**Set task**
Quote all entries exactly, leaving pictures aside.

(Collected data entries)

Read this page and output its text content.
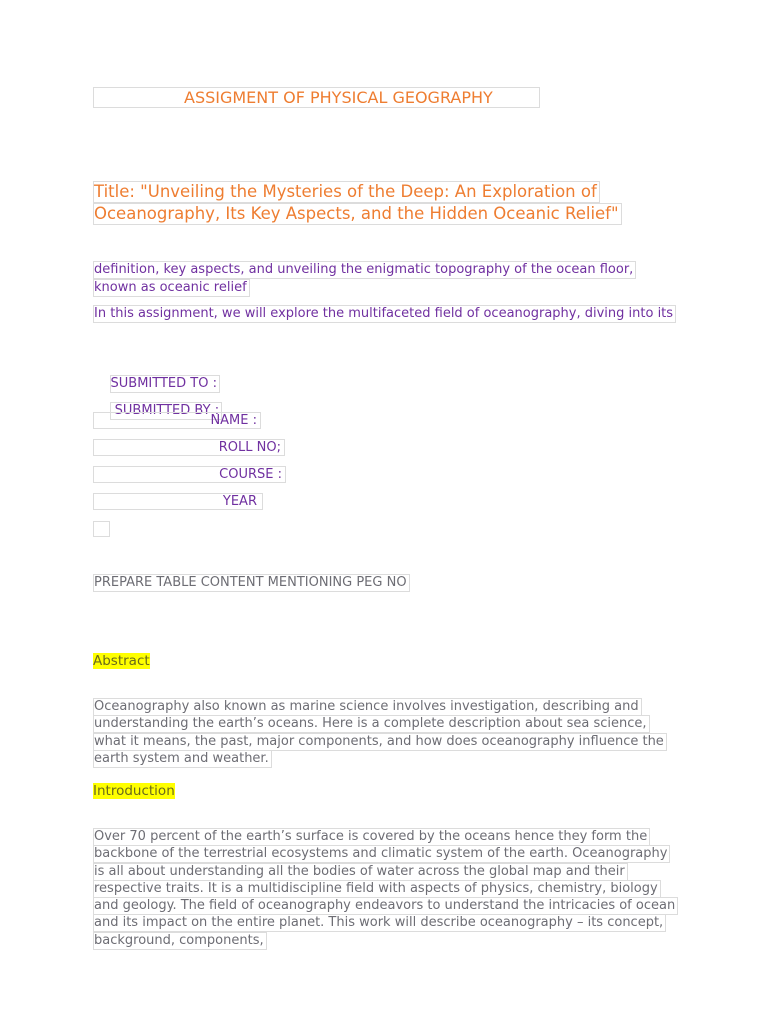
ASSIGMENT OF PHYSICAL GEOGRAPHY
Title: "Unveiling the Mysteries of the Deep: An Exploration of Oceanography, Its Key Aspects, and the Hidden Oceanic Relief"
definition, key aspects, and unveiling the enigmatic topography of the ocean floor, known as oceanic relief
In this assignment, we will explore the multifaceted field of oceanography, diving into its

SUBMITTED TO :

SUBMITTED BY :

NAME :
ROLL NO;
COURSE :
YEAR
PREPARE TABLE CONTENT MENTIONING PEG NO
Abstract
Oceanography also known as marine science involves investigation, describing and understanding the earth’s oceans. Here is a complete description about sea science, what it means, the past, major components, and how does oceanography influence the earth system and weather.
Introduction
Over 70 percent of the earth’s surface is covered by the oceans hence they form the backbone of the terrestrial ecosystems and climatic system of the earth. Oceanography is all about understanding all the bodies of water across the global map and their respective traits. It is a multidiscipline field with aspects of physics, chemistry, biology and geology. The field of oceanography endeavors to understand the intricacies of ocean and its impact on the entire planet. This work will describe oceanography – its concept, background, components,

**Result of the exercise**
Read this page and output its text content.
ASSIGMENT OF PHYSICAL GEOGRAPHY
Title: "Unveiling the Mysteries of the Deep: An Exploration of Oceanography, Its Key Aspects, and the Hidden Oceanic Relief"
definition, key aspects, and unveiling the enigmatic topography of the ocean floor, known as oceanic relief
In this assignment, we will explore the multifaceted field of oceanography, diving into its

SUBMITTED TO :

SUBMITTED BY :

NAME :
ROLL NO;
COURSE :
YEAR
PREPARE TABLE CONTENT MENTIONING PEG NO
Abstract
Oceanography also known as marine science involves investigation, describing and understanding the earth’s oceans. Here is a complete description about sea science, what it means, the past, major components, and how does oceanography influence the earth system and weather.
Introduction
Over 70 percent of the earth’s surface is covered by the oceans hence they form the backbone of the terrestrial ecosystems and climatic system of the earth. Oceanography is all about understanding all the bodies of water across the global map and their respective traits. It is a multidiscipline field with aspects of physics, chemistry, biology and geology. The field of oceanography endeavors to understand the intricacies of ocean and its impact on the entire planet. This work will describe oceanography – its concept, background, components,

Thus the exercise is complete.